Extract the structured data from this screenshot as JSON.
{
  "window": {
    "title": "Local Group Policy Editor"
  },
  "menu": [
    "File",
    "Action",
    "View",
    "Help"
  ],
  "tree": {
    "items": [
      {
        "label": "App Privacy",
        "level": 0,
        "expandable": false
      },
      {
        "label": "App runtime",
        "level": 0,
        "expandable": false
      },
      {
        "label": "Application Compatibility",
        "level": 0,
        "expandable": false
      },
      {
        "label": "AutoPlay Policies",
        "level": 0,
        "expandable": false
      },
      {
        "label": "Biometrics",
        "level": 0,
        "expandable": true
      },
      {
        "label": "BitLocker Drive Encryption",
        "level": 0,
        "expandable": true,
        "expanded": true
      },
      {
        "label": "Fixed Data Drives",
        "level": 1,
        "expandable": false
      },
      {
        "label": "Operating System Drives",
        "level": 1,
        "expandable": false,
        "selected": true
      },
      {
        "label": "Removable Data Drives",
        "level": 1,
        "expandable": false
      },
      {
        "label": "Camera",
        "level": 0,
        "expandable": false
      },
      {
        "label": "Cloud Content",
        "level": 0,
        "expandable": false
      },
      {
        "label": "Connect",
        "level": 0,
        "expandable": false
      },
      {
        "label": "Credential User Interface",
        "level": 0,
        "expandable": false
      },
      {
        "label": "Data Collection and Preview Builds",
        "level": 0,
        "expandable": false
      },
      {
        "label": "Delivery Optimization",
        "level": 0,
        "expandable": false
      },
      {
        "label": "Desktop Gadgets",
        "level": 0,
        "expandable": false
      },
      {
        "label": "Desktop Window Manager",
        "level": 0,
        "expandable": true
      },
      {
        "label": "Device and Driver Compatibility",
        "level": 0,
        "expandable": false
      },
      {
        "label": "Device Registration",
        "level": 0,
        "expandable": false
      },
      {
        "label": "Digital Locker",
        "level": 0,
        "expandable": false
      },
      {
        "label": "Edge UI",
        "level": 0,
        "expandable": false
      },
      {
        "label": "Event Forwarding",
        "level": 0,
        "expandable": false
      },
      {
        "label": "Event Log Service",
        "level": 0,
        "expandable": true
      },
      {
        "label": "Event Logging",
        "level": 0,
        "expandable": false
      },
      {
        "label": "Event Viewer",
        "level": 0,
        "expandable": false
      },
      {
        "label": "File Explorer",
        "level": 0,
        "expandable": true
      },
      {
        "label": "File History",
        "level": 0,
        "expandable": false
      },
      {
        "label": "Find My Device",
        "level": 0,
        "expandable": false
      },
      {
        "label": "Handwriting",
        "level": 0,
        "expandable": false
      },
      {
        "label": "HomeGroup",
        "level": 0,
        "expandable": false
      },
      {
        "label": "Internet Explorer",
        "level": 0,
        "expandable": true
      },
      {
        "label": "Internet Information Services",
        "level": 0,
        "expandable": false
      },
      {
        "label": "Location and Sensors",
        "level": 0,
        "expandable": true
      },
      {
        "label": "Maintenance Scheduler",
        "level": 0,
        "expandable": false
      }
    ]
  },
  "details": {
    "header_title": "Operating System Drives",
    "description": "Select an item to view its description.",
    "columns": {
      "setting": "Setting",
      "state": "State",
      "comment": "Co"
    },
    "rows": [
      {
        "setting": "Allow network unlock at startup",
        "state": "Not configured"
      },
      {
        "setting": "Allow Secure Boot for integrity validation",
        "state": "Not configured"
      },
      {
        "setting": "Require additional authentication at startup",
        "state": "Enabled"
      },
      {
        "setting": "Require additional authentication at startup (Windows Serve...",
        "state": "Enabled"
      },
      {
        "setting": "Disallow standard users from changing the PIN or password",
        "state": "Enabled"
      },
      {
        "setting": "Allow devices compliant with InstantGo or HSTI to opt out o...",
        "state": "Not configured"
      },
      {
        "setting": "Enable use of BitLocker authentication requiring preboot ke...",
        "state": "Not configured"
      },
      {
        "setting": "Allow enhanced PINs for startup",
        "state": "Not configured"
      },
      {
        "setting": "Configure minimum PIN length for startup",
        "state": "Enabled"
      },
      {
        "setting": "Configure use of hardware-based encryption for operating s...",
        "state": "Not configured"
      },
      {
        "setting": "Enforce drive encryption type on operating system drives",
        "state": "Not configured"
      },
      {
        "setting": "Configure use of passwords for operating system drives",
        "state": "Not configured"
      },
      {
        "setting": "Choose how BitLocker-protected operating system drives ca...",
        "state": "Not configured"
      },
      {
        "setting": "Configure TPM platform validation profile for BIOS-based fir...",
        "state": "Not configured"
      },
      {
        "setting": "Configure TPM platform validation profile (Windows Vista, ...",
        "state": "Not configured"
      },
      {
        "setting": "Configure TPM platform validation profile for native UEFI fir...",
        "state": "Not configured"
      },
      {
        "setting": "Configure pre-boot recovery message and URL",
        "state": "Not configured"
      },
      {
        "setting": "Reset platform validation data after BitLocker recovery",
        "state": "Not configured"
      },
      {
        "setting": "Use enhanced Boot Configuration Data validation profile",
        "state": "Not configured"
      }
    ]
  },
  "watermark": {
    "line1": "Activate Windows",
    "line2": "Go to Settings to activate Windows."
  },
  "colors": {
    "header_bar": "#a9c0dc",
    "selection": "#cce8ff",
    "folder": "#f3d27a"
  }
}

◆ ◆ ◆ ◆ ◆

▶ _Aim of the task_: From the listing, copy each line containing the word "BitLocker".

▶ _The solution_:
        "label": "BitLocker Drive Encryption",
        "setting": "Enable use of BitLocker authentication requiring preboot ke...",
        "setting": "Choose how BitLocker-protected operating system drives ca...",
        "setting": "Reset platform validation data after BitLocker recovery",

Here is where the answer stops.